Report every line in the listing below where the string "元宝山区文友鲜果多多生鲜超市" shows up.

--- MATERIAL FOR THIS TASK ---

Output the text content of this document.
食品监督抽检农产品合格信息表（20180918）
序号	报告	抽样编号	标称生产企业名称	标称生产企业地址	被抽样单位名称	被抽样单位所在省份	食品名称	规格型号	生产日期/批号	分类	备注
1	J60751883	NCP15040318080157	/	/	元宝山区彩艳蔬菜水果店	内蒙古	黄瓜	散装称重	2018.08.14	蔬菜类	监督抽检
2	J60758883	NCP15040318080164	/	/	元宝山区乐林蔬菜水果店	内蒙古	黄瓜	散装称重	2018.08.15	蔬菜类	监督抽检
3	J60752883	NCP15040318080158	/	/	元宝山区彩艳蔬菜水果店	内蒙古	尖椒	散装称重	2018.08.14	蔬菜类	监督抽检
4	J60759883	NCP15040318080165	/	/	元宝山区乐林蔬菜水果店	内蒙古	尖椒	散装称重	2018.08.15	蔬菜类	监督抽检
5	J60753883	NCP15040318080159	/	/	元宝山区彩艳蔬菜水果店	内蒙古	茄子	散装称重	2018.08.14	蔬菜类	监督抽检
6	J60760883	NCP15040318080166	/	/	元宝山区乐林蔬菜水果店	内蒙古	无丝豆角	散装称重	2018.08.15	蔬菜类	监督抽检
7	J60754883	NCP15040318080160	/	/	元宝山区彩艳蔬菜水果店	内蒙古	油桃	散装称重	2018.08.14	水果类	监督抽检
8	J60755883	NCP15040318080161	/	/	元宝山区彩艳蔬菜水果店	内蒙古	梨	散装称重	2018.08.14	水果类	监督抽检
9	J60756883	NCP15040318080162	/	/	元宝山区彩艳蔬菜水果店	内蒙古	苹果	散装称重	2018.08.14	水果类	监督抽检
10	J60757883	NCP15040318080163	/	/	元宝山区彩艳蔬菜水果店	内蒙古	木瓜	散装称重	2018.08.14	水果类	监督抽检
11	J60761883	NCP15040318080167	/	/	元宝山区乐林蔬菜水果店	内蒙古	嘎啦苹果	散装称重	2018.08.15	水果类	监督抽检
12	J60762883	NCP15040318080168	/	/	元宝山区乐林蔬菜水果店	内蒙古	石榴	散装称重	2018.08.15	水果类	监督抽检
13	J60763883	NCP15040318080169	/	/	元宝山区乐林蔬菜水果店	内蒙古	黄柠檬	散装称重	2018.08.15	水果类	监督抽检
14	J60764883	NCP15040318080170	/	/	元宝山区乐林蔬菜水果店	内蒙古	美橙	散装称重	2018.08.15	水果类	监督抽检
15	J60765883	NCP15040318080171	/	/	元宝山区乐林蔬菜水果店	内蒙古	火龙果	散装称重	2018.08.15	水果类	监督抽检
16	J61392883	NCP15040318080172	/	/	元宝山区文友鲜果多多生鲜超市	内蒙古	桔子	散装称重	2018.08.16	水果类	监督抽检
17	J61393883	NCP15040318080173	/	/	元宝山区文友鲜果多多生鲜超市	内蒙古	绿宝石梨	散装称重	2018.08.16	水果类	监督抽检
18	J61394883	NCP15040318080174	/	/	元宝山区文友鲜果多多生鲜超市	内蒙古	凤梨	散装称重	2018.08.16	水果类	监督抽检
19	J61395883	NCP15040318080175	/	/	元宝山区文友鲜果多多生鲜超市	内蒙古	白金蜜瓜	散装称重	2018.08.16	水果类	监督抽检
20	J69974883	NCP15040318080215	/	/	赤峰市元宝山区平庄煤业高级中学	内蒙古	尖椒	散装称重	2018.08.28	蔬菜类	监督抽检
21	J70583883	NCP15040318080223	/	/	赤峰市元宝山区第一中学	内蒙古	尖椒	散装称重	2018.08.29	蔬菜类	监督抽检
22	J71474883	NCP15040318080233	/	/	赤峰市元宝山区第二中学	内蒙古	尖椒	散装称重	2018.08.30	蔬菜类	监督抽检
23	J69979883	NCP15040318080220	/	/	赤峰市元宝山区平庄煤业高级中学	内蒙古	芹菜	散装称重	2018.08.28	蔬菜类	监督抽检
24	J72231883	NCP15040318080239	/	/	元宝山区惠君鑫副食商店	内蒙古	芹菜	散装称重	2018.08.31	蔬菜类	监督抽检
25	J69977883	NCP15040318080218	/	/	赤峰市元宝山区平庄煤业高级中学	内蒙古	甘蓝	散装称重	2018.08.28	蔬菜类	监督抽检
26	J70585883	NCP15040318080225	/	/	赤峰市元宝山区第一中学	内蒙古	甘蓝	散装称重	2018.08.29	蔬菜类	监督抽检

---

### [WORKED ANSWER]
16	J61392883	NCP15040318080172	/	/	元宝山区文友鲜果多多生鲜超市	内蒙古	桔子	散装称重	2018.08.16	水果类	监督抽检
17	J61393883	NCP15040318080173	/	/	元宝山区文友鲜果多多生鲜超市	内蒙古	绿宝石梨	散装称重	2018.08.16	水果类	监督抽检
18	J61394883	NCP15040318080174	/	/	元宝山区文友鲜果多多生鲜超市	内蒙古	凤梨	散装称重	2018.08.16	水果类	监督抽检
19	J61395883	NCP15040318080175	/	/	元宝山区文友鲜果多多生鲜超市	内蒙古	白金蜜瓜	散装称重	2018.08.16	水果类	监督抽检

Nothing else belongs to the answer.